* Exercise instructions
Count how many lines hold the word "timecode" and give that number as the whole answer.

* Extracted data
......
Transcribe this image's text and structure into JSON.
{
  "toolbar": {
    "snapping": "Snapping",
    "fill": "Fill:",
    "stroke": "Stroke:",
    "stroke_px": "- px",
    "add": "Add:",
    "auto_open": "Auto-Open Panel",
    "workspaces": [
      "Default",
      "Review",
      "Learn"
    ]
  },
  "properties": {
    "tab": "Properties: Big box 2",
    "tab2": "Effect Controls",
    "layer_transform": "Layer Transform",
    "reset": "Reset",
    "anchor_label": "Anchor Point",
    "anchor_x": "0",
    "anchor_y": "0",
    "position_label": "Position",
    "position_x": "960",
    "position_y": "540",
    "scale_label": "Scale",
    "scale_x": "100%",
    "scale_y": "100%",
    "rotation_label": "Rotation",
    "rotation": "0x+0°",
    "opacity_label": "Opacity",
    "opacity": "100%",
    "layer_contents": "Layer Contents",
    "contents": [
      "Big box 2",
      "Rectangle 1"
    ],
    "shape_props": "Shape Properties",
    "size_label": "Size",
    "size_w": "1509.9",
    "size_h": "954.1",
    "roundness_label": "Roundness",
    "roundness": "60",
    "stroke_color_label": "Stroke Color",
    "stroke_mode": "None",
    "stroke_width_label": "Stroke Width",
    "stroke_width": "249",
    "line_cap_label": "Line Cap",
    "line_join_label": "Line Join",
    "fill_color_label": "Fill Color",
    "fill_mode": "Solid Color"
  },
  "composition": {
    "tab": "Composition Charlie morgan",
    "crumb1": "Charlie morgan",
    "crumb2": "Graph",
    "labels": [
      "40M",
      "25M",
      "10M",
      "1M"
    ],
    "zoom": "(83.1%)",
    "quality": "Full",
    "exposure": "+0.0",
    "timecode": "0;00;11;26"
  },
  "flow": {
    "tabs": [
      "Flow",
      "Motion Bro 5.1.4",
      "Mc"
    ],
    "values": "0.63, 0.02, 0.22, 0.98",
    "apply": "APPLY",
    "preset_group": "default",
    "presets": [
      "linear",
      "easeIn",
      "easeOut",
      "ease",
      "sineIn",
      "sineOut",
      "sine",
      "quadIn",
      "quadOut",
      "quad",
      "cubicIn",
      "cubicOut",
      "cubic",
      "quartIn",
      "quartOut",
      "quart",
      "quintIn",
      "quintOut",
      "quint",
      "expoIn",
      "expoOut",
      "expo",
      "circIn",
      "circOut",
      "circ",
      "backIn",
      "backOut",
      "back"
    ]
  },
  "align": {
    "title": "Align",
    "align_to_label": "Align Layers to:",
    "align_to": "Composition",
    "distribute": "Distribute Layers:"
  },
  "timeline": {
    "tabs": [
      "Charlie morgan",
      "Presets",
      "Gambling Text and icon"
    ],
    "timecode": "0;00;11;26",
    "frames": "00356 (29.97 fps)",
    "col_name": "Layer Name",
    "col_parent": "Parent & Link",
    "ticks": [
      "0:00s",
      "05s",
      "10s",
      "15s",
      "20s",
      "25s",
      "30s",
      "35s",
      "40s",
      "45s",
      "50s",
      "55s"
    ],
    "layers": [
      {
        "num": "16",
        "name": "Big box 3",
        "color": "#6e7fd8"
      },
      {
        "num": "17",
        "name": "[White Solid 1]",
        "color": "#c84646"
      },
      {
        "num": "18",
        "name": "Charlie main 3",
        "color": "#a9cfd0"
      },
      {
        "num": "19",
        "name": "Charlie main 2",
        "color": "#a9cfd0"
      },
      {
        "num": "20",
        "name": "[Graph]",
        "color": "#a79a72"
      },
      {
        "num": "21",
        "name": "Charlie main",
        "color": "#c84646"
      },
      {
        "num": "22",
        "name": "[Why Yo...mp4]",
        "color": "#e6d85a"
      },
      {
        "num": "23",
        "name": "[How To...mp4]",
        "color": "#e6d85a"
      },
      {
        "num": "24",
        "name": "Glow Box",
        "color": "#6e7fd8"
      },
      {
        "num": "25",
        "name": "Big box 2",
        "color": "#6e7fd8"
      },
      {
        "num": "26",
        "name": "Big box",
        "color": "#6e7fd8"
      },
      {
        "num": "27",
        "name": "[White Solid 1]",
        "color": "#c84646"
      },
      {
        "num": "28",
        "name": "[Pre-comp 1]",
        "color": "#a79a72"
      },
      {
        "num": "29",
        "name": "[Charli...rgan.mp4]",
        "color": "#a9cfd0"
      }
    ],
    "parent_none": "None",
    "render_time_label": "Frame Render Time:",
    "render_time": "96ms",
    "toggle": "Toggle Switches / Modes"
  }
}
......
* Task output
2